Supplied entries —
####

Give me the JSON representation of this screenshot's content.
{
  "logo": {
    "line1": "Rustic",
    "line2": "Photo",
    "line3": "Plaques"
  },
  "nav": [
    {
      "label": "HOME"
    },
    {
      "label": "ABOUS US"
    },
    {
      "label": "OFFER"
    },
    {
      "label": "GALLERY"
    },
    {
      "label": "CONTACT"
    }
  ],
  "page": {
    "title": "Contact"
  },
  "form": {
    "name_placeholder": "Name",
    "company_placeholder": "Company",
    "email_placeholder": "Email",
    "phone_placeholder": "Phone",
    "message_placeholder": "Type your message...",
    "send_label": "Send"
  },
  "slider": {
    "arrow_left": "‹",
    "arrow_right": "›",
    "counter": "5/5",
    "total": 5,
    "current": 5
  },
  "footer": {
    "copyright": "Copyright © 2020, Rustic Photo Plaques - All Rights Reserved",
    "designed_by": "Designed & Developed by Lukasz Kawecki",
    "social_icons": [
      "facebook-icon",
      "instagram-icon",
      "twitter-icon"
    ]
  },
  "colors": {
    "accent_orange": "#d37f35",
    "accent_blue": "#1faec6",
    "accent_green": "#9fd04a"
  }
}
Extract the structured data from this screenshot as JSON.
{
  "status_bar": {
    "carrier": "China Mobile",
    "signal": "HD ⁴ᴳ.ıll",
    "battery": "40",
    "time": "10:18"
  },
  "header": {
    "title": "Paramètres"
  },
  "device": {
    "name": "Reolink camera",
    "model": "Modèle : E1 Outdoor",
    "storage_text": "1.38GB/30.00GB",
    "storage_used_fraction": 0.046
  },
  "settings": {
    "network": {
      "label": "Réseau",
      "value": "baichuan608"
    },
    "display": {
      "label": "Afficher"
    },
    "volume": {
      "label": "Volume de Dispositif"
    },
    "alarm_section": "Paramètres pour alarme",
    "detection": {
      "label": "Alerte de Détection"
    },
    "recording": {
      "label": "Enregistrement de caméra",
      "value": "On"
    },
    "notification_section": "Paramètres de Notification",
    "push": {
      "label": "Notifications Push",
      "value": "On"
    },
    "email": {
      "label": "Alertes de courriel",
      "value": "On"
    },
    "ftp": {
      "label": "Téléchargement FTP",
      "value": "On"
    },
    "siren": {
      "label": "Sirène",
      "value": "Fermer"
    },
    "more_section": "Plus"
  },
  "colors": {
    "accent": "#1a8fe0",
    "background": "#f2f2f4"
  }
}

####

What you will do — Give back exactly the lines beginning at the one with "Extract the structured" and ending at the final line of the material; both boundary lines belong in it.

Answer to the exercise —
Extract the structured data from this screenshot as JSON.
{
  "status_bar": {
    "carrier": "China Mobile",
    "signal": "HD ⁴ᴳ.ıll",
    "battery": "40",
    "time": "10:18"
  },
  "header": {
    "title": "Paramètres"
  },
  "device": {
    "name": "Reolink camera",
    "model": "Modèle : E1 Outdoor",
    "storage_text": "1.38GB/30.00GB",
    "storage_used_fraction": 0.046
  },
  "settings": {
    "network": {
      "label": "Réseau",
      "value": "baichuan608"
    },
    "display": {
      "label": "Afficher"
    },
    "volume": {
      "label": "Volume de Dispositif"
    },
    "alarm_section": "Paramètres pour alarme",
    "detection": {
      "label": "Alerte de Détection"
    },
    "recording": {
      "label": "Enregistrement de caméra",
      "value": "On"
    },
    "notification_section": "Paramètres de Notification",
    "push": {
      "label": "Notifications Push",
      "value": "On"
    },
    "email": {
      "label": "Alertes de courriel",
      "value": "On"
    },
    "ftp": {
      "label": "Téléchargement FTP",
      "value": "On"
    },
    "siren": {
      "label": "Sirène",
      "value": "Fermer"
    },
    "more_section": "Plus"
  },
  "colors": {
    "accent": "#1a8fe0",
    "background": "#f2f2f4"
  }
}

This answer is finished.